Problem: Below is a listing; write it out exactly and drop any images from it.

(Stored records)
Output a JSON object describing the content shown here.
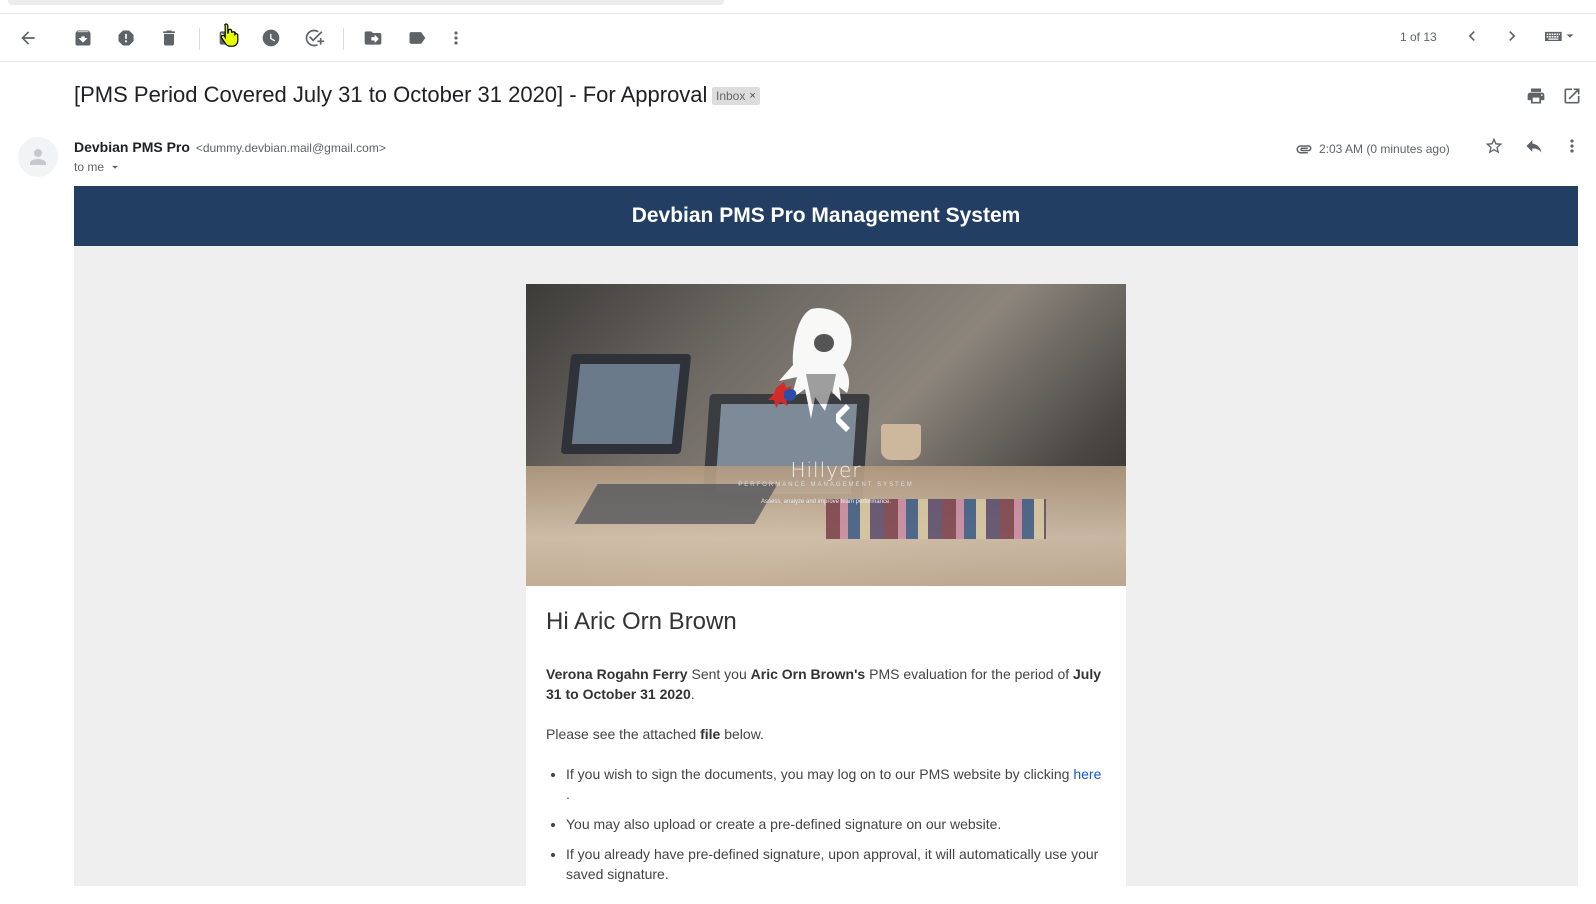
{
  "toolbar": {
    "pager_text": "1 of 13"
  },
  "message": {
    "subject": "[PMS Period Covered July 31 to October 31 2020] - For Approval",
    "label": "Inbox",
    "label_remove": "×",
    "sender_name": "Devbian PMS Pro",
    "sender_email": "<dummy.devbian.mail@gmail.com>",
    "recipient": "to me",
    "time": "2:03 AM (0 minutes ago)"
  },
  "email_body": {
    "banner_title": "Devbian PMS Pro Management System",
    "hero": {
      "brand": "Hillyer",
      "tagline1": "PERFORMANCE MANAGEMENT SYSTEM",
      "tagline2": "Assess, analyze and improve team performance."
    },
    "greeting": "Hi Aric Orn Brown",
    "para1": {
      "sender_bold": "Verona Rogahn Ferry",
      "text1": " Sent you ",
      "employee_bold": "Aric Orn Brown's",
      "text2": " PMS evaluation for the period of ",
      "period_bold": "July 31 to October 31 2020",
      "text3": "."
    },
    "para2": {
      "text1": "Please see the attached ",
      "bold": "file",
      "text2": " below."
    },
    "bullets": {
      "b1_text": "If you wish to sign the documents, you may log on to our PMS website by clicking ",
      "b1_link": "here",
      "b1_end": " .",
      "b2_text": "You may also upload or create a pre-defined signature on our website.",
      "b3_text": "If you already have pre-defined signature, upon approval, it will automatically use your saved signature."
    }
  }
}
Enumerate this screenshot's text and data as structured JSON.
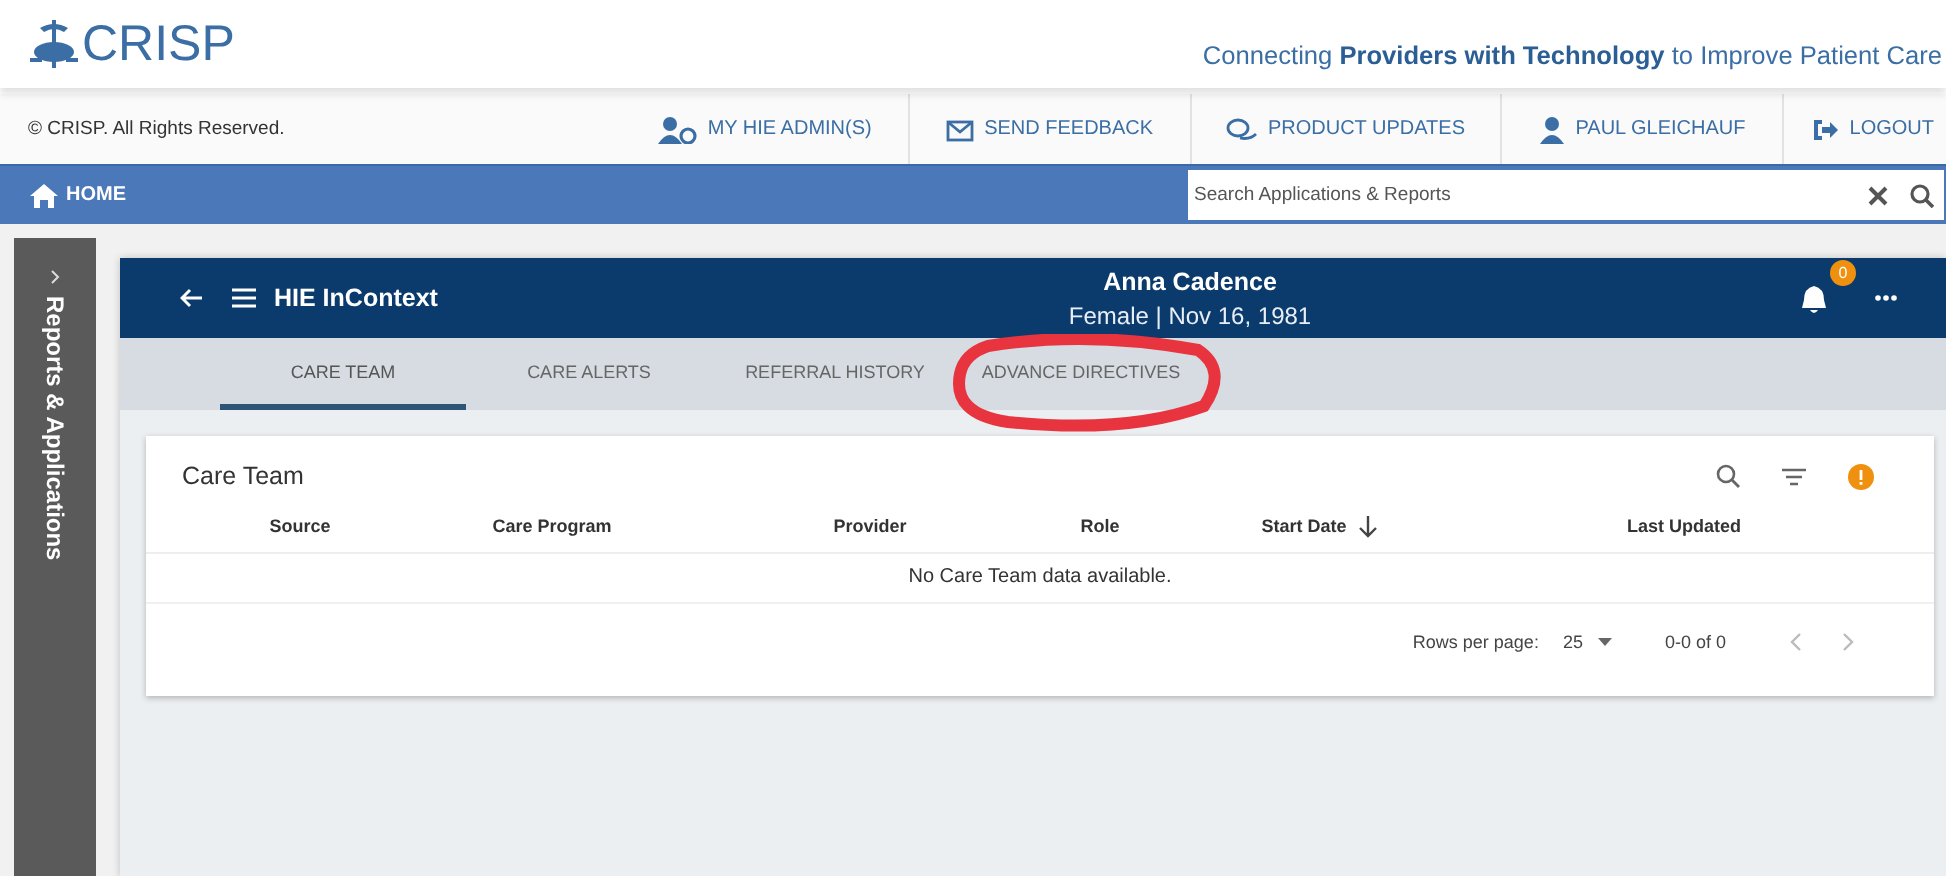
{
  "header": {
    "logo": "CRISP",
    "tagline": "Connecting **Providers with Technology** to Improve Patient Care"
  },
  "topbar": {
    "copyright": "© CRISP. All Rights Reserved.",
    "links": [
      {
        "label": "MY HIE ADMIN(S)",
        "kind": "admin"
      },
      {
        "label": "SEND FEEDBACK",
        "kind": "mail"
      },
      {
        "label": "PRODUCT UPDATES",
        "kind": "chat"
      },
      {
        "label": "PAUL GLEICHAUF",
        "kind": "user"
      },
      {
        "label": "LOGOUT",
        "kind": "logout"
      }
    ]
  },
  "nav": {
    "home": "HOME",
    "search": {
      "placeholder": "Search Applications & Reports"
    }
  },
  "sidebar": {
    "label": "Reports & Applications"
  },
  "app": {
    "title": "HIE InContext",
    "patient": {
      "name": "Anna Cadence",
      "info": "Female | Nov 16, 1981"
    },
    "badge": "0",
    "tabs": [
      {
        "label": "CARE TEAM",
        "selected": true
      },
      {
        "label": "CARE ALERTS",
        "selected": false
      },
      {
        "label": "REFERRAL HISTORY",
        "selected": false
      },
      {
        "label": "ADVANCE DIRECTIVES",
        "selected": false
      }
    ],
    "card": {
      "title": "Care Team",
      "columns": [
        {
          "label": "Source",
          "sorted": false
        },
        {
          "label": "Care Program",
          "sorted": false
        },
        {
          "label": "Provider",
          "sorted": false
        },
        {
          "label": "Role",
          "sorted": false
        },
        {
          "label": "Start Date",
          "sorted": true
        },
        {
          "label": "Last Updated",
          "sorted": false
        }
      ],
      "empty": "No Care Team data available.",
      "rows_per_page_label": "Rows per page:",
      "rows_per_page": "25",
      "range": "0-0 of 0"
    }
  }
}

Completed exercise:
Output a JSON object describing the content shown here.
{
  "toolbar": {
    "pager_text": "1 of 13"
  },
  "message": {
    "subject": "[PMS Period Covered July 31 to October 31 2020] - For Approval",
    "label": "Inbox",
    "label_remove": "×",
    "sender_name": "Devbian PMS Pro",
    "sender_email": "<dummy.devbian.mail@gmail.com>",
    "recipient": "to me",
    "time": "2:03 AM (0 minutes ago)"
  },
  "email_body": {
    "banner_title": "Devbian PMS Pro Management System",
    "hero": {
      "brand": "Hillyer",
      "tagline1": "PERFORMANCE MANAGEMENT SYSTEM",
      "tagline2": "Assess, analyze and improve team performance."
    },
    "greeting": "Hi Aric Orn Brown",
    "para1": {
      "sender_bold": "Verona Rogahn Ferry",
      "text1": " Sent you ",
      "employee_bold": "Aric Orn Brown's",
      "text2": " PMS evaluation for the period of ",
      "period_bold": "July 31 to October 31 2020",
      "text3": "."
    },
    "para2": {
      "text1": "Please see the attached ",
      "bold": "file",
      "text2": " below."
    },
    "bullets": {
      "b1_text": "If you wish to sign the documents, you may log on to our PMS website by clicking ",
      "b1_link": "here",
      "b1_end": " .",
      "b2_text": "You may also upload or create a pre-defined signature on our website.",
      "b3_text": "If you already have pre-defined signature, upon approval, it will automatically use your saved signature."
    }
  }
}
Enumerate this screenshot's text and data as structured JSON.
{
  "header": {
    "logo": "CRISP",
    "tagline": "Connecting **Providers with Technology** to Improve Patient Care"
  },
  "topbar": {
    "copyright": "© CRISP. All Rights Reserved.",
    "links": [
      {
        "label": "MY HIE ADMIN(S)",
        "kind": "admin"
      },
      {
        "label": "SEND FEEDBACK",
        "kind": "mail"
      },
      {
        "label": "PRODUCT UPDATES",
        "kind": "chat"
      },
      {
        "label": "PAUL GLEICHAUF",
        "kind": "user"
      },
      {
        "label": "LOGOUT",
        "kind": "logout"
      }
    ]
  },
  "nav": {
    "home": "HOME",
    "search": {
      "placeholder": "Search Applications & Reports"
    }
  },
  "sidebar": {
    "label": "Reports & Applications"
  },
  "app": {
    "title": "HIE InContext",
    "patient": {
      "name": "Anna Cadence",
      "info": "Female | Nov 16, 1981"
    },
    "badge": "0",
    "tabs": [
      {
        "label": "CARE TEAM",
        "selected": true
      },
      {
        "label": "CARE ALERTS",
        "selected": false
      },
      {
        "label": "REFERRAL HISTORY",
        "selected": false
      },
      {
        "label": "ADVANCE DIRECTIVES",
        "selected": false
      }
    ],
    "card": {
      "title": "Care Team",
      "columns": [
        {
          "label": "Source",
          "sorted": false
        },
        {
          "label": "Care Program",
          "sorted": false
        },
        {
          "label": "Provider",
          "sorted": false
        },
        {
          "label": "Role",
          "sorted": false
        },
        {
          "label": "Start Date",
          "sorted": true
        },
        {
          "label": "Last Updated",
          "sorted": false
        }
      ],
      "empty": "No Care Team data available.",
      "rows_per_page_label": "Rows per page:",
      "rows_per_page": "25",
      "range": "0-0 of 0"
    }
  }
}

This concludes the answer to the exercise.